DO THIS
Restate the listing below word for word, omitting any images.

RECORDED INFORMATION
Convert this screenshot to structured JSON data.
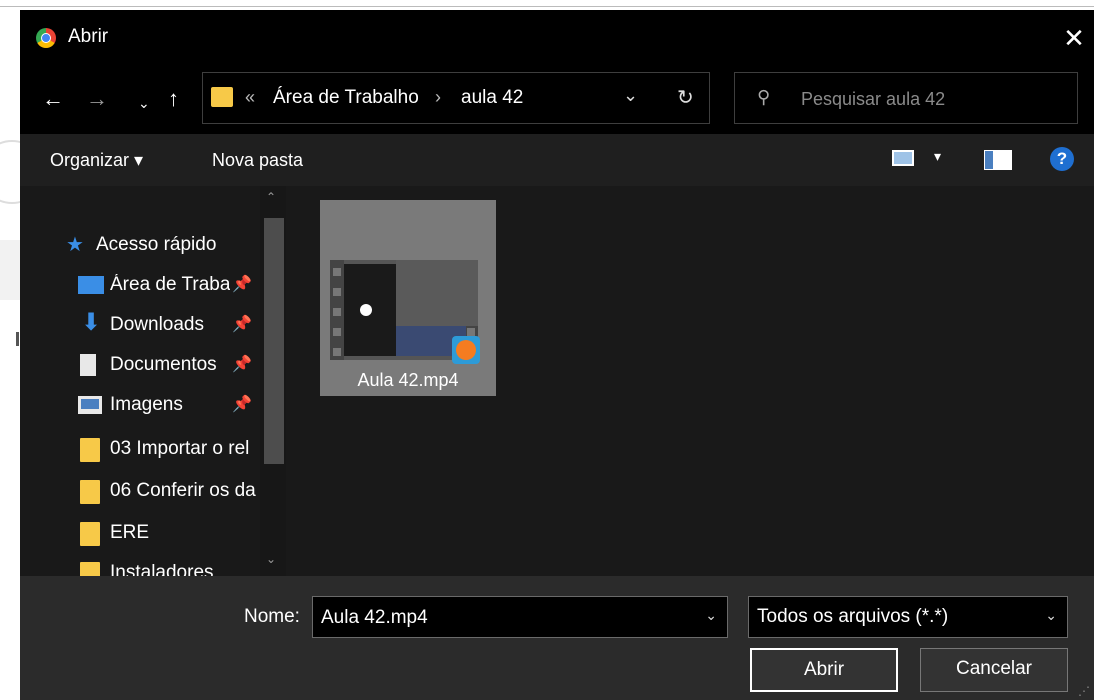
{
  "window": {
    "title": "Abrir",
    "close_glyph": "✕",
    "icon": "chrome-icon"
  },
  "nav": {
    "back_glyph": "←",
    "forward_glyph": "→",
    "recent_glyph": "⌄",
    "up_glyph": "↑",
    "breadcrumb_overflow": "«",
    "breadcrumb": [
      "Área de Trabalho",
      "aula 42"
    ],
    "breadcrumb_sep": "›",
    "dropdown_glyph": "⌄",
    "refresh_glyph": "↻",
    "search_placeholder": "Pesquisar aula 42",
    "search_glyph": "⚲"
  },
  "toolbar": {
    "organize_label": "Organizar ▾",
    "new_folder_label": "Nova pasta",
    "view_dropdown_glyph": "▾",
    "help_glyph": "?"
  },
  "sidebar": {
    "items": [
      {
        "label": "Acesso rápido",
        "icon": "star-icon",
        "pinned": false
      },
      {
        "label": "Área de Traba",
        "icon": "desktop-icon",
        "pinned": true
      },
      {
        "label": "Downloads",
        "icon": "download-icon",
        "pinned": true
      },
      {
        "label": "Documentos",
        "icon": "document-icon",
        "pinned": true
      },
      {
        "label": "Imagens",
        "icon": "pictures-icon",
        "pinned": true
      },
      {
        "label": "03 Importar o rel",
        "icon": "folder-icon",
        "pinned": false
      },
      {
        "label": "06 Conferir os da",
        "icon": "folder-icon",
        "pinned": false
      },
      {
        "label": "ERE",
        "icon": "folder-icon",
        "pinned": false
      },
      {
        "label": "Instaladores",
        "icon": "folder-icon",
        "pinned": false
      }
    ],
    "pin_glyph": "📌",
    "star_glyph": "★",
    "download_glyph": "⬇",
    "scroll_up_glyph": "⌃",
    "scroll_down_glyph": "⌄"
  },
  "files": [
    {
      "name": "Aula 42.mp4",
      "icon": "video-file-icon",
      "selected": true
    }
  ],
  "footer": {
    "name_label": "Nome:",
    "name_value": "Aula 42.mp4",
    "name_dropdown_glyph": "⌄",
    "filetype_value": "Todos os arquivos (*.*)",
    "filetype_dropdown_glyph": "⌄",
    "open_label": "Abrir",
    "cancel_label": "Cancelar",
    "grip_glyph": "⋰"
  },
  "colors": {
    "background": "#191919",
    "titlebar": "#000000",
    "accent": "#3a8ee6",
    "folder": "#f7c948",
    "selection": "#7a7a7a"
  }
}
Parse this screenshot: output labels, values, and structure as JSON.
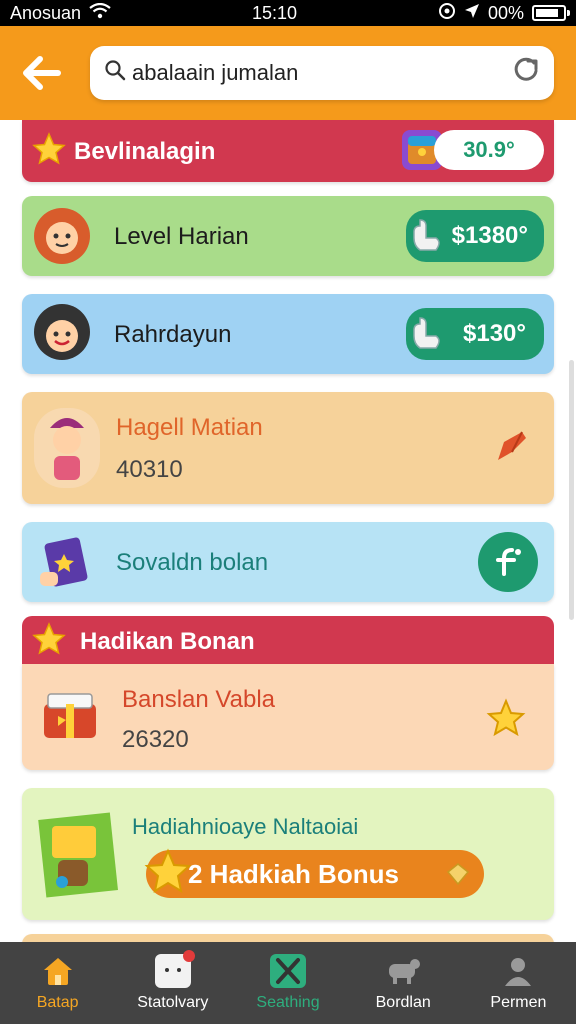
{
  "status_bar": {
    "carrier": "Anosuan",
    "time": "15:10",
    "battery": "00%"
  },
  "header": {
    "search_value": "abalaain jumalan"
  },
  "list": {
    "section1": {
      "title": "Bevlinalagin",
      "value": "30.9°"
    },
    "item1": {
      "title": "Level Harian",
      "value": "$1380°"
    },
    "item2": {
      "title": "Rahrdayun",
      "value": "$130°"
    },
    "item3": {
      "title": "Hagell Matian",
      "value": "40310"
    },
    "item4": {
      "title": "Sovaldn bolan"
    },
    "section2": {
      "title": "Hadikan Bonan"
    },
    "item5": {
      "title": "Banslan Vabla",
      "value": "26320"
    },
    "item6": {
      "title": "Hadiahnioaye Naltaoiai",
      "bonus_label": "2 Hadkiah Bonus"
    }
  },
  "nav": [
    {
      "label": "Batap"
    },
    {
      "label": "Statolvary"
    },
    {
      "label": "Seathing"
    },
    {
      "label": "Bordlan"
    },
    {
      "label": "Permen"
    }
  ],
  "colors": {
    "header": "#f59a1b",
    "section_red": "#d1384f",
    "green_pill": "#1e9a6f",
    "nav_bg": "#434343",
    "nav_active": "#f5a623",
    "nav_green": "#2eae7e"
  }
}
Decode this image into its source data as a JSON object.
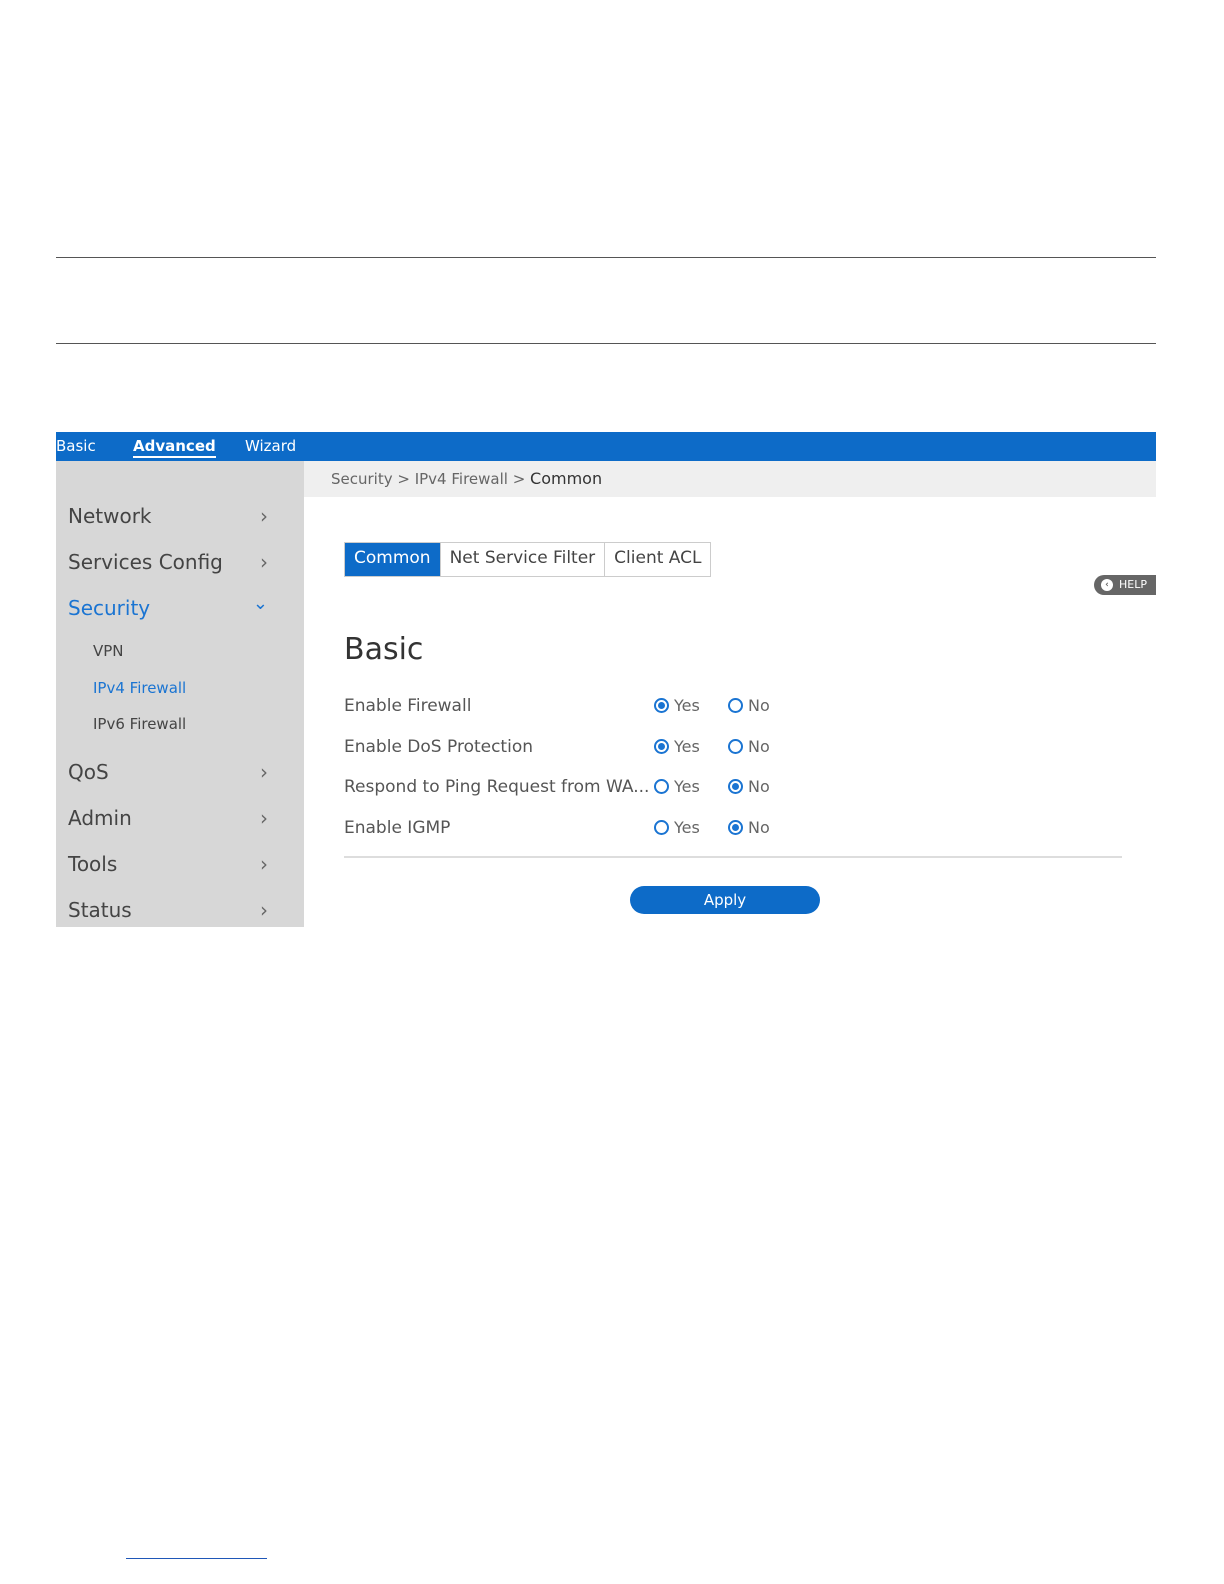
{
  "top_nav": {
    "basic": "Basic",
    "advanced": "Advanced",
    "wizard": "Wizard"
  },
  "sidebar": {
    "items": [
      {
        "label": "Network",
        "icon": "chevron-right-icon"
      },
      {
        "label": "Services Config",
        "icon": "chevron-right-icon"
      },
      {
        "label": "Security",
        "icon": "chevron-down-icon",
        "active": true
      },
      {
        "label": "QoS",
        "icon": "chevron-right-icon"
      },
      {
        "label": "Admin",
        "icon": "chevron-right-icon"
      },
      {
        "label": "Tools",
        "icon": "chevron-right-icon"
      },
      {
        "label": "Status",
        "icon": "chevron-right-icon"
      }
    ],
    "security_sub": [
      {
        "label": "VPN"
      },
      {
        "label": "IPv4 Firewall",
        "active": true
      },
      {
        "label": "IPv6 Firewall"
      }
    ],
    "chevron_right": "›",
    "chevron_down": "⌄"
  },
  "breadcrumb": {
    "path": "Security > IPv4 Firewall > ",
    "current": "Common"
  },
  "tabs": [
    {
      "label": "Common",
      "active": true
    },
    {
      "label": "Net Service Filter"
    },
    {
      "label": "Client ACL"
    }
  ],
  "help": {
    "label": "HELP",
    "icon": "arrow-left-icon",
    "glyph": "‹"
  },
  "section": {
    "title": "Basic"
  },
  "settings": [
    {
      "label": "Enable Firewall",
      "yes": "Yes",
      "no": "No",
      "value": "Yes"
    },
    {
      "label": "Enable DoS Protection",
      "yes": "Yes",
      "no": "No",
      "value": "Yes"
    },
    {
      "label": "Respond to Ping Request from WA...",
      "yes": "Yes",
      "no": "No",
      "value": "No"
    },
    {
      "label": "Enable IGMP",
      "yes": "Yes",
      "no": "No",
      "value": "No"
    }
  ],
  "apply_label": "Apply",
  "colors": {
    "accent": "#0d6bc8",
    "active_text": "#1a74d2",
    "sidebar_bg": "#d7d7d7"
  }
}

FINISHED ANSWER
Convert this screenshot to structured JSON data.
{
  "window": {
    "title": "Abrir",
    "close_glyph": "✕",
    "icon": "chrome-icon"
  },
  "nav": {
    "back_glyph": "←",
    "forward_glyph": "→",
    "recent_glyph": "⌄",
    "up_glyph": "↑",
    "breadcrumb_overflow": "«",
    "breadcrumb": [
      "Área de Trabalho",
      "aula 42"
    ],
    "breadcrumb_sep": "›",
    "dropdown_glyph": "⌄",
    "refresh_glyph": "↻",
    "search_placeholder": "Pesquisar aula 42",
    "search_glyph": "⚲"
  },
  "toolbar": {
    "organize_label": "Organizar ▾",
    "new_folder_label": "Nova pasta",
    "view_dropdown_glyph": "▾",
    "help_glyph": "?"
  },
  "sidebar": {
    "items": [
      {
        "label": "Acesso rápido",
        "icon": "star-icon",
        "pinned": false
      },
      {
        "label": "Área de Traba",
        "icon": "desktop-icon",
        "pinned": true
      },
      {
        "label": "Downloads",
        "icon": "download-icon",
        "pinned": true
      },
      {
        "label": "Documentos",
        "icon": "document-icon",
        "pinned": true
      },
      {
        "label": "Imagens",
        "icon": "pictures-icon",
        "pinned": true
      },
      {
        "label": "03 Importar o rel",
        "icon": "folder-icon",
        "pinned": false
      },
      {
        "label": "06 Conferir os da",
        "icon": "folder-icon",
        "pinned": false
      },
      {
        "label": "ERE",
        "icon": "folder-icon",
        "pinned": false
      },
      {
        "label": "Instaladores",
        "icon": "folder-icon",
        "pinned": false
      }
    ],
    "pin_glyph": "📌",
    "star_glyph": "★",
    "download_glyph": "⬇",
    "scroll_up_glyph": "⌃",
    "scroll_down_glyph": "⌄"
  },
  "files": [
    {
      "name": "Aula 42.mp4",
      "icon": "video-file-icon",
      "selected": true
    }
  ],
  "footer": {
    "name_label": "Nome:",
    "name_value": "Aula 42.mp4",
    "name_dropdown_glyph": "⌄",
    "filetype_value": "Todos os arquivos (*.*)",
    "filetype_dropdown_glyph": "⌄",
    "open_label": "Abrir",
    "cancel_label": "Cancelar",
    "grip_glyph": "⋰"
  },
  "colors": {
    "background": "#191919",
    "titlebar": "#000000",
    "accent": "#3a8ee6",
    "folder": "#f7c948",
    "selection": "#7a7a7a"
  }
}
Parse this screenshot: output labels, values, and structure as JSON.
{
  "status_bar": {
    "carrier": "Anosuan",
    "time": "15:10",
    "battery": "00%"
  },
  "header": {
    "search_value": "abalaain jumalan"
  },
  "list": {
    "section1": {
      "title": "Bevlinalagin",
      "value": "30.9°"
    },
    "item1": {
      "title": "Level Harian",
      "value": "$1380°"
    },
    "item2": {
      "title": "Rahrdayun",
      "value": "$130°"
    },
    "item3": {
      "title": "Hagell Matian",
      "value": "40310"
    },
    "item4": {
      "title": "Sovaldn bolan"
    },
    "section2": {
      "title": "Hadikan Bonan"
    },
    "item5": {
      "title": "Banslan Vabla",
      "value": "26320"
    },
    "item6": {
      "title": "Hadiahnioaye Naltaoiai",
      "bonus_label": "2 Hadkiah Bonus"
    }
  },
  "nav": [
    {
      "label": "Batap"
    },
    {
      "label": "Statolvary"
    },
    {
      "label": "Seathing"
    },
    {
      "label": "Bordlan"
    },
    {
      "label": "Permen"
    }
  ],
  "colors": {
    "header": "#f59a1b",
    "section_red": "#d1384f",
    "green_pill": "#1e9a6f",
    "nav_bg": "#434343",
    "nav_active": "#f5a623",
    "nav_green": "#2eae7e"
  }
}
Decode this image into its source data as a JSON object.
{
  "top_nav": {
    "basic": "Basic",
    "advanced": "Advanced",
    "wizard": "Wizard"
  },
  "sidebar": {
    "items": [
      {
        "label": "Network",
        "icon": "chevron-right-icon"
      },
      {
        "label": "Services Config",
        "icon": "chevron-right-icon"
      },
      {
        "label": "Security",
        "icon": "chevron-down-icon",
        "active": true
      },
      {
        "label": "QoS",
        "icon": "chevron-right-icon"
      },
      {
        "label": "Admin",
        "icon": "chevron-right-icon"
      },
      {
        "label": "Tools",
        "icon": "chevron-right-icon"
      },
      {
        "label": "Status",
        "icon": "chevron-right-icon"
      }
    ],
    "security_sub": [
      {
        "label": "VPN"
      },
      {
        "label": "IPv4 Firewall",
        "active": true
      },
      {
        "label": "IPv6 Firewall"
      }
    ],
    "chevron_right": "›",
    "chevron_down": "⌄"
  },
  "breadcrumb": {
    "path": "Security > IPv4 Firewall > ",
    "current": "Common"
  },
  "tabs": [
    {
      "label": "Common",
      "active": true
    },
    {
      "label": "Net Service Filter"
    },
    {
      "label": "Client ACL"
    }
  ],
  "help": {
    "label": "HELP",
    "icon": "arrow-left-icon",
    "glyph": "‹"
  },
  "section": {
    "title": "Basic"
  },
  "settings": [
    {
      "label": "Enable Firewall",
      "yes": "Yes",
      "no": "No",
      "value": "Yes"
    },
    {
      "label": "Enable DoS Protection",
      "yes": "Yes",
      "no": "No",
      "value": "Yes"
    },
    {
      "label": "Respond to Ping Request from WA...",
      "yes": "Yes",
      "no": "No",
      "value": "No"
    },
    {
      "label": "Enable IGMP",
      "yes": "Yes",
      "no": "No",
      "value": "No"
    }
  ],
  "apply_label": "Apply",
  "colors": {
    "accent": "#0d6bc8",
    "active_text": "#1a74d2",
    "sidebar_bg": "#d7d7d7"
  }
}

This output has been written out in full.